## begin Exercise inputs

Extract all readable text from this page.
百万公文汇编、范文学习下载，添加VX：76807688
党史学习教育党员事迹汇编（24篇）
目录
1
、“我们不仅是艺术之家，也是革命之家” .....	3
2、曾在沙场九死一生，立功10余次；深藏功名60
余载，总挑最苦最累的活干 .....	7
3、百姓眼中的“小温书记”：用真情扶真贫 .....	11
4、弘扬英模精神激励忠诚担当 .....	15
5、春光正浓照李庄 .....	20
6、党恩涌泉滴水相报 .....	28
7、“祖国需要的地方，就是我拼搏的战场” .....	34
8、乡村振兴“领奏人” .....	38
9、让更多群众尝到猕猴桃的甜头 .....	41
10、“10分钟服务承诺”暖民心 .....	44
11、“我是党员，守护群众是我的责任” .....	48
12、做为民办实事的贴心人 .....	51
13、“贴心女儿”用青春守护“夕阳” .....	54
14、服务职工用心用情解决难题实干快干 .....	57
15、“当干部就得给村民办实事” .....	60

## end Exercise inputs

# Your objective
Write out every entry again, keeping each line exactly the same.

# Solution to the exercise
Extract all readable text from this page.
百万公文汇编、范文学习下载，添加VX：76807688
党史学习教育党员事迹汇编（24篇）
目录
1
、“我们不仅是艺术之家，也是革命之家” .....	3
2、曾在沙场九死一生，立功10余次；深藏功名60
余载，总挑最苦最累的活干 .....	7
3、百姓眼中的“小温书记”：用真情扶真贫 .....	11
4、弘扬英模精神激励忠诚担当 .....	15
5、春光正浓照李庄 .....	20
6、党恩涌泉滴水相报 .....	28
7、“祖国需要的地方，就是我拼搏的战场” .....	34
8、乡村振兴“领奏人” .....	38
9、让更多群众尝到猕猴桃的甜头 .....	41
10、“10分钟服务承诺”暖民心 .....	44
11、“我是党员，守护群众是我的责任” .....	48
12、做为民办实事的贴心人 .....	51
13、“贴心女儿”用青春守护“夕阳” .....	54
14、服务职工用心用情解决难题实干快干 .....	57
15、“当干部就得给村民办实事” .....	60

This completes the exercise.